● WRITTEN TASK
Transcribe the material in full. Nothing should differ except that the pictures are left out.

● INPUT FOR THIS TASK
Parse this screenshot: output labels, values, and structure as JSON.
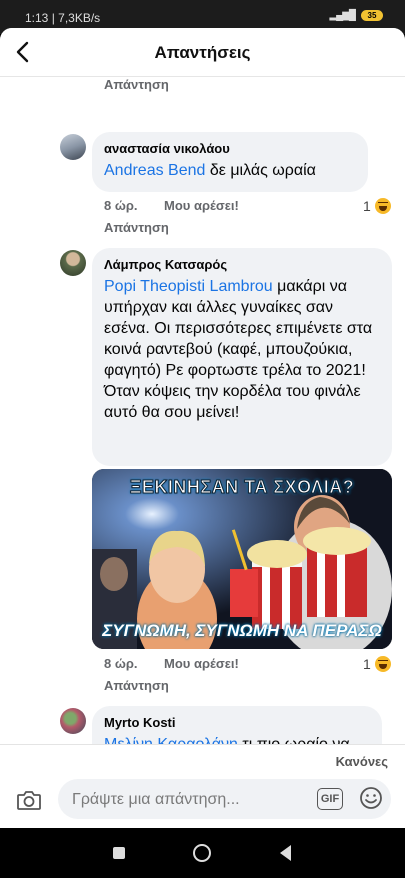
{
  "status": {
    "time_speed": "1:13 | 7,3KB/s",
    "battery": "35"
  },
  "header": {
    "title": "Απαντήσεις"
  },
  "top_reply_label": "Απάντηση",
  "comments": [
    {
      "author": "αναστασία νικολάου",
      "mention": "Andreas Bend",
      "text": " δε μιλάς ωραία",
      "time": "8 ώρ.",
      "like": "Μου αρέσει!",
      "reply": "Απάντηση",
      "reaction_count": "1"
    },
    {
      "author": "Λάμπρος Κατσαρός",
      "mention": "Popi Theopisti Lambrou",
      "text": " μακάρι να υπήρχαν και άλλες γυναίκες σαν εσένα. Οι περισσότερες επιμένετε στα κοινά ραντεβού (καφέ, μπουζούκια, φαγητό) Ρε φορτωστε τρέλα το 2021! Όταν κόψεις την κορδέλα του φινάλε αυτό θα σου μείνει!",
      "meme_top": "ΞΕΚΙΝΗΣΑΝ ΤΑ ΣΧΟΛΙΑ?",
      "meme_bottom": "ΣΥΓΝΩΜΗ, ΣΥΓΝΩΜΗ ΝΑ ΠΕΡΑΣΩ",
      "time": "8 ώρ.",
      "like": "Μου αρέσει!",
      "reply": "Απάντηση",
      "reaction_count": "1"
    },
    {
      "author": "Myrto Kosti",
      "mention": "Μελίνη Καραολάνη",
      "text": " τι πιο ωραίο να σε δει ο άλλος καταϊδρωμενη"
    }
  ],
  "composer": {
    "cancel": "Κανόνες",
    "placeholder": "Γράψτε μια απάντηση...",
    "gif": "GIF"
  },
  "icons": {
    "back": "back-arrow-icon",
    "camera": "camera-icon",
    "emoji": "emoji-icon",
    "haha": "haha-reaction-icon"
  }
}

● FINISHED EXERCISE
Parse this screenshot: output labels, values, and structure as JSON.
{
  "status": {
    "time_speed": "1:13 | 7,3KB/s",
    "battery": "35"
  },
  "header": {
    "title": "Απαντήσεις"
  },
  "top_reply_label": "Απάντηση",
  "comments": [
    {
      "author": "αναστασία νικολάου",
      "mention": "Andreas Bend",
      "text": " δε μιλάς ωραία",
      "time": "8 ώρ.",
      "like": "Μου αρέσει!",
      "reply": "Απάντηση",
      "reaction_count": "1"
    },
    {
      "author": "Λάμπρος Κατσαρός",
      "mention": "Popi Theopisti Lambrou",
      "text": " μακάρι να υπήρχαν και άλλες γυναίκες σαν εσένα. Οι περισσότερες επιμένετε στα κοινά ραντεβού (καφέ, μπουζούκια, φαγητό) Ρε φορτωστε τρέλα το 2021! Όταν κόψεις την κορδέλα του φινάλε αυτό θα σου μείνει!",
      "meme_top": "ΞΕΚΙΝΗΣΑΝ ΤΑ ΣΧΟΛΙΑ?",
      "meme_bottom": "ΣΥΓΝΩΜΗ, ΣΥΓΝΩΜΗ ΝΑ ΠΕΡΑΣΩ",
      "time": "8 ώρ.",
      "like": "Μου αρέσει!",
      "reply": "Απάντηση",
      "reaction_count": "1"
    },
    {
      "author": "Myrto Kosti",
      "mention": "Μελίνη Καραολάνη",
      "text": " τι πιο ωραίο να σε δει ο άλλος καταϊδρωμενη"
    }
  ],
  "composer": {
    "cancel": "Κανόνες",
    "placeholder": "Γράψτε μια απάντηση...",
    "gif": "GIF"
  },
  "icons": {
    "back": "back-arrow-icon",
    "camera": "camera-icon",
    "emoji": "emoji-icon",
    "haha": "haha-reaction-icon"
  }
}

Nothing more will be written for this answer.